GOAL OF THE EXERCISE: Take each line containing "JSON" and report it exactly as written.

□ □ □ □ □

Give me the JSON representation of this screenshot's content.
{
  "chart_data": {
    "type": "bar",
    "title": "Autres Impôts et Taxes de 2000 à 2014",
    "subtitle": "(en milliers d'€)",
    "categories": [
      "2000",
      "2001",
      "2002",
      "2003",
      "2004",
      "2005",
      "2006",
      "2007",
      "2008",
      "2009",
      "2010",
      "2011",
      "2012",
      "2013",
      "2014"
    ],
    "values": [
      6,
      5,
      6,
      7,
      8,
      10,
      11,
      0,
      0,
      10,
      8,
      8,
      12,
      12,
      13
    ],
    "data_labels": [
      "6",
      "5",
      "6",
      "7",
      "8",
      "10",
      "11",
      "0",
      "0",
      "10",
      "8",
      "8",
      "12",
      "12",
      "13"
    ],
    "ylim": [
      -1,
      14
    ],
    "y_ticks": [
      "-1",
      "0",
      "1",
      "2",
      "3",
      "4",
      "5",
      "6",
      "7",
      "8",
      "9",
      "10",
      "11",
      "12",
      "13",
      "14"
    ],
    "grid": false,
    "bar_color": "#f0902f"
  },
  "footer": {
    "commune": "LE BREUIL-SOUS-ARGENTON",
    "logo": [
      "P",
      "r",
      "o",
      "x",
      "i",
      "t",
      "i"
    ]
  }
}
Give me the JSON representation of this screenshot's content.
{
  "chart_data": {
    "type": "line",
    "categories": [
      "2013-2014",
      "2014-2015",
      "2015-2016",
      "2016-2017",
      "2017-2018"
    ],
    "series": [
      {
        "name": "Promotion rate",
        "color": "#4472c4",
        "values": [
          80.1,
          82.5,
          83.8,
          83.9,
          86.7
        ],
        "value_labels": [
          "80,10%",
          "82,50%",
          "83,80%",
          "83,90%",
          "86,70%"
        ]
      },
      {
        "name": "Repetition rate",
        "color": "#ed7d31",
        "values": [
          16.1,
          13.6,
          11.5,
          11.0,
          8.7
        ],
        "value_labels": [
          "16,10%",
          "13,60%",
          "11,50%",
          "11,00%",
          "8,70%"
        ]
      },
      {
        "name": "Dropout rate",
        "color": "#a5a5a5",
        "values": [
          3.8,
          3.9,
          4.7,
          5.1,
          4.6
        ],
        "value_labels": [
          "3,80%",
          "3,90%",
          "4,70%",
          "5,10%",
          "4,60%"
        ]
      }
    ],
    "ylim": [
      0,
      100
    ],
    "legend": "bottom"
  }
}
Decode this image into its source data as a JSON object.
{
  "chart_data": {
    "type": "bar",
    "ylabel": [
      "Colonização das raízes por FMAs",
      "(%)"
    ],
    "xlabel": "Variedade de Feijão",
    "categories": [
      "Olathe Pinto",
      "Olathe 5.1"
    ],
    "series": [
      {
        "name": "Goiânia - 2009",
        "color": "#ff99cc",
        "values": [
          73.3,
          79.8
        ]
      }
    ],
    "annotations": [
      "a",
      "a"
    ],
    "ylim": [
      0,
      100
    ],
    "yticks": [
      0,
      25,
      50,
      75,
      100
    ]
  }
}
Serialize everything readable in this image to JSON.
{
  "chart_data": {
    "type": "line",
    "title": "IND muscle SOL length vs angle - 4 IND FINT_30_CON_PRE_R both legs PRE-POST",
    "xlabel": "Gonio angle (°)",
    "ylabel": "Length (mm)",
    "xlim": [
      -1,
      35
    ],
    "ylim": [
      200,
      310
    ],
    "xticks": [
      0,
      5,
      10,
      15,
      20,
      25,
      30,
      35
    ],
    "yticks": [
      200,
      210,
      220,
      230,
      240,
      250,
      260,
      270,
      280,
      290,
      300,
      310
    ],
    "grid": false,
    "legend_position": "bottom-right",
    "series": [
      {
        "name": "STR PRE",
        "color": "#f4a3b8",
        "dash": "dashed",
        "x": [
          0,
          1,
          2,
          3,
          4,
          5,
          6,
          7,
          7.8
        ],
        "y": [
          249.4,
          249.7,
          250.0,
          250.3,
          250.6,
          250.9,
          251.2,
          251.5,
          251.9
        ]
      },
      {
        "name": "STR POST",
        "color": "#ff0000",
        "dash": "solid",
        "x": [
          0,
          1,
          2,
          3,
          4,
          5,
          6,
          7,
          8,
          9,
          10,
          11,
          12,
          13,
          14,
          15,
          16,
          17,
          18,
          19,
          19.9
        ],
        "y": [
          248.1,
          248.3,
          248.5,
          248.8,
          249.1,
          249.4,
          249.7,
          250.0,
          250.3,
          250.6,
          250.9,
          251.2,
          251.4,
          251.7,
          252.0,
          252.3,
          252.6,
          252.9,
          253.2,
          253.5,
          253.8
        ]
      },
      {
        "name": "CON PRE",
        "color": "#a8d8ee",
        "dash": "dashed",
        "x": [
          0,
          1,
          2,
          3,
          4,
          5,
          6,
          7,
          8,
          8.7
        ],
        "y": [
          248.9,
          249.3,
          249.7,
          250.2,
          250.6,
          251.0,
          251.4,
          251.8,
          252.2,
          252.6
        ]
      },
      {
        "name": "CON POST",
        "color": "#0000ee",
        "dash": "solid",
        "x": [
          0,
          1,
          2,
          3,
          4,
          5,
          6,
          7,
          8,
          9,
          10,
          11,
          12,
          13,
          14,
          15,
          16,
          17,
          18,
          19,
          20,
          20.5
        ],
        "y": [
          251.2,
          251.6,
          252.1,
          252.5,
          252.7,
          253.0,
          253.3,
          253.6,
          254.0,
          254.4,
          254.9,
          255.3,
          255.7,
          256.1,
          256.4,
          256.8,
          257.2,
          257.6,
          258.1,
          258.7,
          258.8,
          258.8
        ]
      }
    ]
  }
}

□ □ □ □ □

ANSWER TO THE EXERCISE:
Give me the JSON representation of this screenshot's content.
Give me the JSON representation of this screenshot's content.
Decode this image into its source data as a JSON object.
Serialize everything readable in this image to JSON.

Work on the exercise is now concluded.